Would you copy out the whole listing exactly as given?
□ □ □
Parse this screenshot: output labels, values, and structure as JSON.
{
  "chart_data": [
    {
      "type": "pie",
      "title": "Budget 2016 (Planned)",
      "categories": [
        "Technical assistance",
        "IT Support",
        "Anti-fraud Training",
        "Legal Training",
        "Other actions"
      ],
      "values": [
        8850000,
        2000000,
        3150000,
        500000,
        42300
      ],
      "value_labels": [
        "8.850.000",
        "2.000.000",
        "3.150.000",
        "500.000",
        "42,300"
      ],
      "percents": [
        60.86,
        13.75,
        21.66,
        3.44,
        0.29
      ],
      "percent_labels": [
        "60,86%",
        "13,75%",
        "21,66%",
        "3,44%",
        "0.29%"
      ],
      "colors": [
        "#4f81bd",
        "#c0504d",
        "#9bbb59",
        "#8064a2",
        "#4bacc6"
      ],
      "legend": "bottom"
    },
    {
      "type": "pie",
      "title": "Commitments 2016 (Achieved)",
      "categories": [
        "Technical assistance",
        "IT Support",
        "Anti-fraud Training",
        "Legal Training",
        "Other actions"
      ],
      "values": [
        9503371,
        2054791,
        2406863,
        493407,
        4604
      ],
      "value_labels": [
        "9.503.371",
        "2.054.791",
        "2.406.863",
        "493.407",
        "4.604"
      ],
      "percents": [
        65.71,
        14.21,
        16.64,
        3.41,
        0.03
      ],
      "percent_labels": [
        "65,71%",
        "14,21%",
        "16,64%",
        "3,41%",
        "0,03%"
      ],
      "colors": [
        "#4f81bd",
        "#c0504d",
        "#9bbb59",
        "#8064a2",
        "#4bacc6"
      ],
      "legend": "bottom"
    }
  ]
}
□ □ □
● Result:
Parse this screenshot: output labels, values, and structure as JSON.
{
  "chart_data": [
    {
      "type": "pie",
      "title": "Budget 2016 (Planned)",
      "categories": [
        "Technical assistance",
        "IT Support",
        "Anti-fraud Training",
        "Legal Training",
        "Other actions"
      ],
      "values": [
        8850000,
        2000000,
        3150000,
        500000,
        42300
      ],
      "value_labels": [
        "8.850.000",
        "2.000.000",
        "3.150.000",
        "500.000",
        "42,300"
      ],
      "percents": [
        60.86,
        13.75,
        21.66,
        3.44,
        0.29
      ],
      "percent_labels": [
        "60,86%",
        "13,75%",
        "21,66%",
        "3,44%",
        "0.29%"
      ],
      "colors": [
        "#4f81bd",
        "#c0504d",
        "#9bbb59",
        "#8064a2",
        "#4bacc6"
      ],
      "legend": "bottom"
    },
    {
      "type": "pie",
      "title": "Commitments 2016 (Achieved)",
      "categories": [
        "Technical assistance",
        "IT Support",
        "Anti-fraud Training",
        "Legal Training",
        "Other actions"
      ],
      "values": [
        9503371,
        2054791,
        2406863,
        493407,
        4604
      ],
      "value_labels": [
        "9.503.371",
        "2.054.791",
        "2.406.863",
        "493.407",
        "4.604"
      ],
      "percents": [
        65.71,
        14.21,
        16.64,
        3.41,
        0.03
      ],
      "percent_labels": [
        "65,71%",
        "14,21%",
        "16,64%",
        "3,41%",
        "0,03%"
      ],
      "colors": [
        "#4f81bd",
        "#c0504d",
        "#9bbb59",
        "#8064a2",
        "#4bacc6"
      ],
      "legend": "bottom"
    }
  ]
}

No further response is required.